Stored rows -
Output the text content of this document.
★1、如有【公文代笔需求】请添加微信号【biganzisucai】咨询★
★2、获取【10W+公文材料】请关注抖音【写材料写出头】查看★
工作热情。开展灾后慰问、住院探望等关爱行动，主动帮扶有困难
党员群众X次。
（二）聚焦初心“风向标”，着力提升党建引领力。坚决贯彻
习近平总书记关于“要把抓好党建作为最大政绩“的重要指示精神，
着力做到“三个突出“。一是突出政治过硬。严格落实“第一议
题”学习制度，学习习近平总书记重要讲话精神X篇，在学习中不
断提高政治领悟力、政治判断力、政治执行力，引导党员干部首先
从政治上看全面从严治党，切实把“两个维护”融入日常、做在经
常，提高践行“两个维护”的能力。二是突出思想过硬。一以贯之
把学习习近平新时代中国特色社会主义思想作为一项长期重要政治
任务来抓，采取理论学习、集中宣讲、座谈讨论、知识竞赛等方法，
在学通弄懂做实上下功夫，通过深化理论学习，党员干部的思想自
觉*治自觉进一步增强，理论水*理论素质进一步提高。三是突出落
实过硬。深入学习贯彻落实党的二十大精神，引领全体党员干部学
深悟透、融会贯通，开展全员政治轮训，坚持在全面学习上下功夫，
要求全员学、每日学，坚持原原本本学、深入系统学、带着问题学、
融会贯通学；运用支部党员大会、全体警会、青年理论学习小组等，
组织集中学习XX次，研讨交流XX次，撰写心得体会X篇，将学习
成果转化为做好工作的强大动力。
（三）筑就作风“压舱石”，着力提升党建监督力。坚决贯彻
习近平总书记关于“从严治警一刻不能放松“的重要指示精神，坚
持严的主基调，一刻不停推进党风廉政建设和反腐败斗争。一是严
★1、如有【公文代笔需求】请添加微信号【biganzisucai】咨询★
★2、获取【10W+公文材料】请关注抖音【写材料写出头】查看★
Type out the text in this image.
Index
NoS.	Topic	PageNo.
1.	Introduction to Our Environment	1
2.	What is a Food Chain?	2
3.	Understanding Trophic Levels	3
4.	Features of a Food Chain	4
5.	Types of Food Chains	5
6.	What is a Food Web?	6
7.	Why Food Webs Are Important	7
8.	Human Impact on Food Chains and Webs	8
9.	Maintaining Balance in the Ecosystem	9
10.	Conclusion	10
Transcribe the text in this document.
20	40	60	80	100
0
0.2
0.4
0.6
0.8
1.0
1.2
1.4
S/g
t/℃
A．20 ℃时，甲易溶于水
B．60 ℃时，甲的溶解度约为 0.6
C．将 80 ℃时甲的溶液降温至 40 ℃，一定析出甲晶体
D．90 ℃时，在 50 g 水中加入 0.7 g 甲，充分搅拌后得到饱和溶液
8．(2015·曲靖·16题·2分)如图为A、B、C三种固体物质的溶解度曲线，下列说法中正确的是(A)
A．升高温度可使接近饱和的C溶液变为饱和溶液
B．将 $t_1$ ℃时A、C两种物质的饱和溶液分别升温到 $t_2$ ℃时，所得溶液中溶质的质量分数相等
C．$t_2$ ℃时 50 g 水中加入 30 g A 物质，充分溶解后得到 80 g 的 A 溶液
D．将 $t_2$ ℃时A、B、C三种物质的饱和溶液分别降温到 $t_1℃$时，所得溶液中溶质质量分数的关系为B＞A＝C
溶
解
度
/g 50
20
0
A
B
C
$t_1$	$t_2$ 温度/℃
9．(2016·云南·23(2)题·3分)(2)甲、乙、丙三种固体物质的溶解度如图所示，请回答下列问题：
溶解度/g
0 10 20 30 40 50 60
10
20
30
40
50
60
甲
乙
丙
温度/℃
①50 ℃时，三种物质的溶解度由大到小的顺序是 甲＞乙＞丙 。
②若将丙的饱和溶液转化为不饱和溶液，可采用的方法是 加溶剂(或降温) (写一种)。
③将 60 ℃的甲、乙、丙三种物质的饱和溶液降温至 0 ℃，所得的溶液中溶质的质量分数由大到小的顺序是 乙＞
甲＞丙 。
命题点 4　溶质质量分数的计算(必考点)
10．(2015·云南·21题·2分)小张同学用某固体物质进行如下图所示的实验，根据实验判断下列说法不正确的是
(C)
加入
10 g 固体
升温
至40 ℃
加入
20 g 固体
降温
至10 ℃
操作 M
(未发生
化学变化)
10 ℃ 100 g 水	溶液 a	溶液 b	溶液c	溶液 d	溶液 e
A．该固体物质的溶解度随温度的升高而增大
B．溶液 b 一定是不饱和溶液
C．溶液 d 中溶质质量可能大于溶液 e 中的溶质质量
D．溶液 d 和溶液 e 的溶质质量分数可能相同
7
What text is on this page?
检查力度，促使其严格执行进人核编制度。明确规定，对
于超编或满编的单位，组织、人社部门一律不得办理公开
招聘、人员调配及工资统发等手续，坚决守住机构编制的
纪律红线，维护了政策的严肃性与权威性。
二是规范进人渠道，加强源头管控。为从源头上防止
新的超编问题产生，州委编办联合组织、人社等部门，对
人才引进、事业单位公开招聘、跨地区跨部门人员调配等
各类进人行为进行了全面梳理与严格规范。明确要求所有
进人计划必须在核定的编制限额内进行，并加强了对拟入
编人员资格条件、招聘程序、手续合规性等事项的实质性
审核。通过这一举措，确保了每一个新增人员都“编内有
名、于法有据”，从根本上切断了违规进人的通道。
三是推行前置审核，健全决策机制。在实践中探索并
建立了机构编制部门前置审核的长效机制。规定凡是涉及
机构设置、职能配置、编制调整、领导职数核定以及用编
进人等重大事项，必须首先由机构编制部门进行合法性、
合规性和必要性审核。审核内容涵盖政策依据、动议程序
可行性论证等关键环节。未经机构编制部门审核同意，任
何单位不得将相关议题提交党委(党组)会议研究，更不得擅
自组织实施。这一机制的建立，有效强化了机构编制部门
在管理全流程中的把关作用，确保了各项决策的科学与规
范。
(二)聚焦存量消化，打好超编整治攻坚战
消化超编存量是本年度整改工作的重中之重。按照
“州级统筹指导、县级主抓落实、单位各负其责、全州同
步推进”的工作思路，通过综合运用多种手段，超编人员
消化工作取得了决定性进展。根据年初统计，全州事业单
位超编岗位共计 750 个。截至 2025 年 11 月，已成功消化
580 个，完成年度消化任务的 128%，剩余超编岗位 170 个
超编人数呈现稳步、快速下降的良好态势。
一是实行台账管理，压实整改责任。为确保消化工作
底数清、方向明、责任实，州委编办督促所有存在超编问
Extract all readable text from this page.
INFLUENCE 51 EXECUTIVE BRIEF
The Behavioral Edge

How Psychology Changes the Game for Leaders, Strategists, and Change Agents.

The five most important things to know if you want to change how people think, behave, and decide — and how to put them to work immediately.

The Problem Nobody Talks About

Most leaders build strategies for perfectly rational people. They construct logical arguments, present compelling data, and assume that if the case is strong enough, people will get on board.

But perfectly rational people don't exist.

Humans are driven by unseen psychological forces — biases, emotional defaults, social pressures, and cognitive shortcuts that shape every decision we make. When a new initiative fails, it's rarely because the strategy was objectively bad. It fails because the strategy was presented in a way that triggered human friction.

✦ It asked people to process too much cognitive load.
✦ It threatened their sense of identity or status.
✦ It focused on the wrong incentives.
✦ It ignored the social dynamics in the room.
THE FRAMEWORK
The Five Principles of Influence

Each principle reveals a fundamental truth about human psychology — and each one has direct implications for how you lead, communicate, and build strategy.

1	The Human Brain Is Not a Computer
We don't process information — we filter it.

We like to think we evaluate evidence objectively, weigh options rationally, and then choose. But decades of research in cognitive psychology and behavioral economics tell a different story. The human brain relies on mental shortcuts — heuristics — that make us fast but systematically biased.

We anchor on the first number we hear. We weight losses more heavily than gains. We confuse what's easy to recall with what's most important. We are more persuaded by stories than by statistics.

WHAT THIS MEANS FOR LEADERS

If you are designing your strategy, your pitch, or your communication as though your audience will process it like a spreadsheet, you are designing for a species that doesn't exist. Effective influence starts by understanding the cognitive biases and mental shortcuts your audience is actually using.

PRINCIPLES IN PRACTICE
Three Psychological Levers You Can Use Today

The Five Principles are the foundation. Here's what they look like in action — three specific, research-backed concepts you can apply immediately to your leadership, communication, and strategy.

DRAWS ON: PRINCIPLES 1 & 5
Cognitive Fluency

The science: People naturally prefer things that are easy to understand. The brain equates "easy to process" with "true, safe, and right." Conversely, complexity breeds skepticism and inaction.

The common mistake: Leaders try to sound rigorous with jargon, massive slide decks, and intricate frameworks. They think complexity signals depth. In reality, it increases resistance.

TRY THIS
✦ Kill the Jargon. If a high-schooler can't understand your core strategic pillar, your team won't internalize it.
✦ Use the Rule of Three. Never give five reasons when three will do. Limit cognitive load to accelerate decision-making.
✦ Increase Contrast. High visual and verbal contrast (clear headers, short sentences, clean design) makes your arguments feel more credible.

Requirements - Count the lines of the material that include the word "load", then state only the total.

Written solution - 2